**What is asked**
Output the entries verbatim, including every line.

── Available data

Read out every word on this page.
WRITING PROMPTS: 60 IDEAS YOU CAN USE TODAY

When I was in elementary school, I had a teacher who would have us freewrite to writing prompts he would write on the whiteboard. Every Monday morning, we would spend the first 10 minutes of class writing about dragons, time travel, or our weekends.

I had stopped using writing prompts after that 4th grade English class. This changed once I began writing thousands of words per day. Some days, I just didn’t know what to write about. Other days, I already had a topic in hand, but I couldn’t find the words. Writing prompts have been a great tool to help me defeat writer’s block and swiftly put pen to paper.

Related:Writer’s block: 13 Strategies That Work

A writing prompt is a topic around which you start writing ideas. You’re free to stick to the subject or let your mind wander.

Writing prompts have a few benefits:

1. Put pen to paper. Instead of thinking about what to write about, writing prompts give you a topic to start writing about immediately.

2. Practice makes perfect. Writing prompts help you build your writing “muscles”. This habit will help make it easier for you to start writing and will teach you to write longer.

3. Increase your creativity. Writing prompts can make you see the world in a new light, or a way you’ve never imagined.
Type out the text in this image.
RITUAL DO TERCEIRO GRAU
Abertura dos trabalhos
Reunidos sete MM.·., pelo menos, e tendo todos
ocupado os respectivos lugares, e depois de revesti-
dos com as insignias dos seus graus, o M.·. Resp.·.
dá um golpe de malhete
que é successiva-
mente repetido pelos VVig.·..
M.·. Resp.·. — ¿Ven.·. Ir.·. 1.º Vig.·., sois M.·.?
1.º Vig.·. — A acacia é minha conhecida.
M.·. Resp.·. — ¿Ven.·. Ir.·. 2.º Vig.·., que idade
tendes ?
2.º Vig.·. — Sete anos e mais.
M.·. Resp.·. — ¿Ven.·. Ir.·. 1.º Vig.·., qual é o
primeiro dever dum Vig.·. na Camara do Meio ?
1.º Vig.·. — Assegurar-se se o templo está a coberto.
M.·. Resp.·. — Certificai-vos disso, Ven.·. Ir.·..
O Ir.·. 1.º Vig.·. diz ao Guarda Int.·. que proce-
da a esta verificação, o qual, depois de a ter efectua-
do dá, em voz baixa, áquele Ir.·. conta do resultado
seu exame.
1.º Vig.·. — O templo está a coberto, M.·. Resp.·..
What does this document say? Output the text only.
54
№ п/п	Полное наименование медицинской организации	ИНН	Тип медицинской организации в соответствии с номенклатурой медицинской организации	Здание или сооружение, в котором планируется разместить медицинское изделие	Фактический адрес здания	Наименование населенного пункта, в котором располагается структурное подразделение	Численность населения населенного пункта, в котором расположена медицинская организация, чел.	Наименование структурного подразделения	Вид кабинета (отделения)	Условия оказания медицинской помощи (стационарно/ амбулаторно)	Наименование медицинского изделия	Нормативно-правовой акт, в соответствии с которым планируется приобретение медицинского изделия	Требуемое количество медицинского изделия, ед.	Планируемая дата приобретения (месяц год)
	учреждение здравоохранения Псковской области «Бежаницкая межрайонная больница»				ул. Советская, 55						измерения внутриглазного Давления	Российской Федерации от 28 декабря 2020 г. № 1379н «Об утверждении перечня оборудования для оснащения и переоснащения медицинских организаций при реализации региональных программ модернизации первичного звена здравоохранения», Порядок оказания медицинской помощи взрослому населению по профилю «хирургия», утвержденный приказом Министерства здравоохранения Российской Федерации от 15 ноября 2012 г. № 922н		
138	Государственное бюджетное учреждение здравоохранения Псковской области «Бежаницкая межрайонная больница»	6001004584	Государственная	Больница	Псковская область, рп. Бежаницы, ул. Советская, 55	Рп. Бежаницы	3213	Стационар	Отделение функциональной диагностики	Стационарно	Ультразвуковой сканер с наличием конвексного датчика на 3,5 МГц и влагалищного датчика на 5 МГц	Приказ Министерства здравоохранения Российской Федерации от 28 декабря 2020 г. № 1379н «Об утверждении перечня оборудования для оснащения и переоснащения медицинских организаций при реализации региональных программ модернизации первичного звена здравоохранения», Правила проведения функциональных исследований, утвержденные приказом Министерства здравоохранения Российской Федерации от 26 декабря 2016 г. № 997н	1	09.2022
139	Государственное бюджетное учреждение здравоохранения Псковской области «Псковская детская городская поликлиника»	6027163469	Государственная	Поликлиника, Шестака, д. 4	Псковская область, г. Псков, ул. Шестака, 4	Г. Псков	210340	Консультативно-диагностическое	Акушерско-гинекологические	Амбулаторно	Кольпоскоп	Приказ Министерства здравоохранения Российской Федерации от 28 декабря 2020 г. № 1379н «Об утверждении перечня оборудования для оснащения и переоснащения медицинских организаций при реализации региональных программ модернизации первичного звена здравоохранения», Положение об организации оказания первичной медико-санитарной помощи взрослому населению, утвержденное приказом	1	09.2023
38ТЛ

────

**Right answer**
Read out every word on this page.
WRITING PROMPTS: 60 IDEAS YOU CAN USE TODAY

When I was in elementary school, I had a teacher who would have us freewrite to writing prompts he would write on the whiteboard. Every Monday morning, we would spend the first 10 minutes of class writing about dragons, time travel, or our weekends.

I had stopped using writing prompts after that 4th grade English class. This changed once I began writing thousands of words per day. Some days, I just didn’t know what to write about. Other days, I already had a topic in hand, but I couldn’t find the words. Writing prompts have been a great tool to help me defeat writer’s block and swiftly put pen to paper.

Related:Writer’s block: 13 Strategies That Work

A writing prompt is a topic around which you start writing ideas. You’re free to stick to the subject or let your mind wander.

Writing prompts have a few benefits:

1. Put pen to paper. Instead of thinking about what to write about, writing prompts give you a topic to start writing about immediately.

2. Practice makes perfect. Writing prompts help you build your writing “muscles”. This habit will help make it easier for you to start writing and will teach you to write longer.

3. Increase your creativity. Writing prompts can make you see the world in a new light, or a way you’ve never imagined.
Type out the text in this image.
RITUAL DO TERCEIRO GRAU
Abertura dos trabalhos
Reunidos sete MM.·., pelo menos, e tendo todos
ocupado os respectivos lugares, e depois de revesti-
dos com as insignias dos seus graus, o M.·. Resp.·.
dá um golpe de malhete
que é successiva-
mente repetido pelos VVig.·..
M.·. Resp.·. — ¿Ven.·. Ir.·. 1.º Vig.·., sois M.·.?
1.º Vig.·. — A acacia é minha conhecida.
M.·. Resp.·. — ¿Ven.·. Ir.·. 2.º Vig.·., que idade
tendes ?
2.º Vig.·. — Sete anos e mais.
M.·. Resp.·. — ¿Ven.·. Ir.·. 1.º Vig.·., qual é o
primeiro dever dum Vig.·. na Camara do Meio ?
1.º Vig.·. — Assegurar-se se o templo está a coberto.
M.·. Resp.·. — Certificai-vos disso, Ven.·. Ir.·..
O Ir.·. 1.º Vig.·. diz ao Guarda Int.·. que proce-
da a esta verificação, o qual, depois de a ter efectua-
do dá, em voz baixa, áquele Ir.·. conta do resultado
seu exame.
1.º Vig.·. — O templo está a coberto, M.·. Resp.·..
What does this document say? Output the text only.
54
№ п/п	Полное наименование медицинской организации	ИНН	Тип медицинской организации в соответствии с номенклатурой медицинской организации	Здание или сооружение, в котором планируется разместить медицинское изделие	Фактический адрес здания	Наименование населенного пункта, в котором располагается структурное подразделение	Численность населения населенного пункта, в котором расположена медицинская организация, чел.	Наименование структурного подразделения	Вид кабинета (отделения)	Условия оказания медицинской помощи (стационарно/ амбулаторно)	Наименование медицинского изделия	Нормативно-правовой акт, в соответствии с которым планируется приобретение медицинского изделия	Требуемое количество медицинского изделия, ед.	Планируемая дата приобретения (месяц год)
	учреждение здравоохранения Псковской области «Бежаницкая межрайонная больница»				ул. Советская, 55						измерения внутриглазного Давления	Российской Федерации от 28 декабря 2020 г. № 1379н «Об утверждении перечня оборудования для оснащения и переоснащения медицинских организаций при реализации региональных программ модернизации первичного звена здравоохранения», Порядок оказания медицинской помощи взрослому населению по профилю «хирургия», утвержденный приказом Министерства здравоохранения Российской Федерации от 15 ноября 2012 г. № 922н		
138	Государственное бюджетное учреждение здравоохранения Псковской области «Бежаницкая межрайонная больница»	6001004584	Государственная	Больница	Псковская область, рп. Бежаницы, ул. Советская, 55	Рп. Бежаницы	3213	Стационар	Отделение функциональной диагностики	Стационарно	Ультразвуковой сканер с наличием конвексного датчика на 3,5 МГц и влагалищного датчика на 5 МГц	Приказ Министерства здравоохранения Российской Федерации от 28 декабря 2020 г. № 1379н «Об утверждении перечня оборудования для оснащения и переоснащения медицинских организаций при реализации региональных программ модернизации первичного звена здравоохранения», Правила проведения функциональных исследований, утвержденные приказом Министерства здравоохранения Российской Федерации от 26 декабря 2016 г. № 997н	1	09.2022
139	Государственное бюджетное учреждение здравоохранения Псковской области «Псковская детская городская поликлиника»	6027163469	Государственная	Поликлиника, Шестака, д. 4	Псковская область, г. Псков, ул. Шестака, 4	Г. Псков	210340	Консультативно-диагностическое	Акушерско-гинекологические	Амбулаторно	Кольпоскоп	Приказ Министерства здравоохранения Российской Федерации от 28 декабря 2020 г. № 1379н «Об утверждении перечня оборудования для оснащения и переоснащения медицинских организаций при реализации региональных программ модернизации первичного звена здравоохранения», Положение об организации оказания первичной медико-санитарной помощи взрослому населению, утвержденное приказом	1	09.2023
38ТЛ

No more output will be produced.